## Reading text

[Start of section]

Of course many proponents of very limited gun control disagree firearms-related violence is a “health” issue. One pro gun blog, published by a group called AmmoLand.com, calls those who would choose to address firearms safety “elite gun banners.” (The those being criticized is the CDC.)

Which item does the CDC and many public health research universities consider more of a public health threat, and which receives more research dollars and scholarly attention?

What we are seeing, at least at public health departments through funding mechanisms, is a full-court press on chronic disease linked to unhealthy food like, oh fatty french fries. When it comes to clogged arteries but not loaded semi-automatic weapons, the CDC doles out millions dollars ($103 million at last count) through Community Transformation Grants. It continually baffles me how trained scientists who work in health care flat out follow the money to pursue research grants to get more people to eat fruits and vegetables and stop smoking while keeping mostly silent as people in their communities are gunning themselves down and others.

I never understood this during my studies at the University of Washington School of Public Health, where there is not one course where firearms issues are addressed as a public health priority, at least according to my understanding of the courses offered. I did a quick search on the UW SPH web site on July 21 and found just seven references to firearms, six to guns, and 233 references to obesity. (UW researchers were involved in a joint study published in 2012 about gun storage cabinets in Alaska, but one would expect more given the numbers.) But this is no different than at any publicly funded health research university that relies on large federal grants to sustain its faculty and facilities. Clearly this impacts what future public health leaders are taught. During my two years in my program at the UW SPH, which used problem-based learning and cases that touched on everything from obesity to smoking to HIV/AIDs to homelessness to influenza, our classes never discussed firearms violence as a public health concern. (Note, that changed this year for the class behind me thanks to comments raised by my cohort to faculty for suggesting new topics).

[End of section]

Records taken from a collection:
[Start of section]

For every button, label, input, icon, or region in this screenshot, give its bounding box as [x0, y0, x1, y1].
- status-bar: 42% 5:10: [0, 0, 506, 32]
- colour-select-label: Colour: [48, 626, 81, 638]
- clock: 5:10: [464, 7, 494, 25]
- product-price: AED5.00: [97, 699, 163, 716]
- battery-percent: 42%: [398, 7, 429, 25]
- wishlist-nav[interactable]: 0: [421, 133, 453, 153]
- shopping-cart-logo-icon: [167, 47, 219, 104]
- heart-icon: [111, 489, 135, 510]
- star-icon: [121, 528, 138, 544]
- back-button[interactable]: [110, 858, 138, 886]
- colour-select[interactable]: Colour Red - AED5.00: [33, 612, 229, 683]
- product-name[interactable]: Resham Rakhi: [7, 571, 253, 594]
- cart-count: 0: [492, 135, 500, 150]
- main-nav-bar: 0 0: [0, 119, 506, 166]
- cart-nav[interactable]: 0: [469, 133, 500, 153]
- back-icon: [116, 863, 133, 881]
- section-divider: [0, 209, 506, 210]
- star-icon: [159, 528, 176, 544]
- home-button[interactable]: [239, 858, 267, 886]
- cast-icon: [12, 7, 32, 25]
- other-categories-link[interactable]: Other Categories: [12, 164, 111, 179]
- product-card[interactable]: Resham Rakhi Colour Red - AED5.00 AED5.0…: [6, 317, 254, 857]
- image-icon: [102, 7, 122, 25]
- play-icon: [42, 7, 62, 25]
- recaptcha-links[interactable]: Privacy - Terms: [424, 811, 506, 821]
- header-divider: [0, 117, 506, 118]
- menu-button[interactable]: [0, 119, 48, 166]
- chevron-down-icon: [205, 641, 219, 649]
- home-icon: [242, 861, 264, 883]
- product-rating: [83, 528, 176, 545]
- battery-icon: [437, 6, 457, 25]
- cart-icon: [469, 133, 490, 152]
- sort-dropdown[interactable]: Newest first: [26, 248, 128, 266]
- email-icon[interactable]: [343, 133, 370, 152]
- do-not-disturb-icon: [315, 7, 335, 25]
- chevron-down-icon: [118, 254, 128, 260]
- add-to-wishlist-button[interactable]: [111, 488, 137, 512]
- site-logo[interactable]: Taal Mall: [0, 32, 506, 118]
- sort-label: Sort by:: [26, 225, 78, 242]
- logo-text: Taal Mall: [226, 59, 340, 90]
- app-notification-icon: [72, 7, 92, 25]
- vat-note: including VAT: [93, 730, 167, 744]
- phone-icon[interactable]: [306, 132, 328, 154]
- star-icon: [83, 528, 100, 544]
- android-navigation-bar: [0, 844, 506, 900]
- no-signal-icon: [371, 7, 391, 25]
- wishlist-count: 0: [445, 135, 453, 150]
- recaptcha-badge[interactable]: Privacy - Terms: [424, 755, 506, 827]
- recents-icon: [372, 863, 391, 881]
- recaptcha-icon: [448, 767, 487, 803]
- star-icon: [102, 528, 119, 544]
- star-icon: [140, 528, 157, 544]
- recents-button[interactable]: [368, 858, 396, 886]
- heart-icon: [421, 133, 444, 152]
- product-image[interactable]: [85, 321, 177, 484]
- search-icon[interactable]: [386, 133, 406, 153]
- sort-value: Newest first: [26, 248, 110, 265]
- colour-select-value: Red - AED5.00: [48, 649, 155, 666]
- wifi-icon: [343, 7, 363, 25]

[End of section]

## Action item A
Quote the passage on firearms violence and public health exactly, starting at the words that contain "Which item does" and ending after "and scholarly attention?".
## Action item B
Write what comes next in the passage on firearms violence and public health, picking up after its final sentence.
The lines have no role in this work.

## Reply A
Which item does the CDC and many public health research universities consider more of a public health threat, and which receives more research dollars and scholarly attention?

## Reply B
In my frustration today, I even wrote to my member in the U.S. House of Representatives, Dr. Jim McDermott, by clicking the on the topical area of “gun control” to submit my email to his staff. I know from past experience that federal lawmakers never read 99% of such emails, and their replies usually do not address the contents of constituent communications, instead relying on general policy statements that amount to little substance. Still, I felt compelled to express my continued disappointment at the failure of leadership that he and others are demonstrating on this health and policy issue:

“As a public health professional and as your constituent, I am writing today to ask if you can inform your constituents what you and your allies, including in the health community and law enforcement community, are planning to do in terms of a meaningful policy response to address the proliferation of firearms and in terms of providing funding to health professionals to begin to address this issue as a legitimate threat to the health of U.S. citizens? Can you provide any details about how you are working locally with groups seeking to have upstream and federal actions to begin to chip away at the powerful special interest groups that have hijacked the public debate on firearms? Are you seeking to challenge blue dog Democrats or Republicans who continue to communicate talking points that equate the Second Amendment of the Constitution with the sale of personal weapons that in no way correspond to the wording or intent of the Constitution or the intent of the framers of the Constitution? I await your leadership. If there is to be no action, than one wonders why there continues to be cynicism of citizenry about the leaders we elect to Washington to do the people’s business, not the business of special interests that are allowing weapons manufacturers to profit from the misery of innocent citizens wiped out by a completely controllable problem, were there true courage and leadership to face down the attack ads. People can lead, but well, so can the leaders we elect. I await to hear your strong voice.”